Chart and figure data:
· · ·
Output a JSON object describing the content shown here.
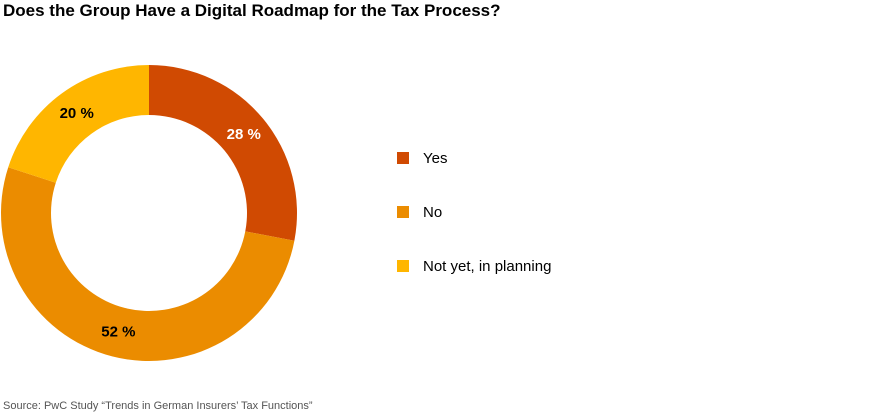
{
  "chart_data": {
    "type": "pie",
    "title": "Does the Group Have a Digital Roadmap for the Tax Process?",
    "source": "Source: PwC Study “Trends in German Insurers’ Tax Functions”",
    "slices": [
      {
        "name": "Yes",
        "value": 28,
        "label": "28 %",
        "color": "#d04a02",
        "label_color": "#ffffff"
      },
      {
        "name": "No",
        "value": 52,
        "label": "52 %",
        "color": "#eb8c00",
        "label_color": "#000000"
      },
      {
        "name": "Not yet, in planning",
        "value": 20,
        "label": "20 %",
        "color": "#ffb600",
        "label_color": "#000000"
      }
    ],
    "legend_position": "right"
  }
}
· · ·
_Task statement_
The listing above needs to be output again exactly. Don't include the pictures.

_The completed task_
Output a JSON object describing the content shown here.
{
  "chart_data": {
    "type": "pie",
    "title": "Does the Group Have a Digital Roadmap for the Tax Process?",
    "source": "Source: PwC Study “Trends in German Insurers’ Tax Functions”",
    "slices": [
      {
        "name": "Yes",
        "value": 28,
        "label": "28 %",
        "color": "#d04a02",
        "label_color": "#ffffff"
      },
      {
        "name": "No",
        "value": 52,
        "label": "52 %",
        "color": "#eb8c00",
        "label_color": "#000000"
      },
      {
        "name": "Not yet, in planning",
        "value": 20,
        "label": "20 %",
        "color": "#ffb600",
        "label_color": "#000000"
      }
    ],
    "legend_position": "right"
  }
}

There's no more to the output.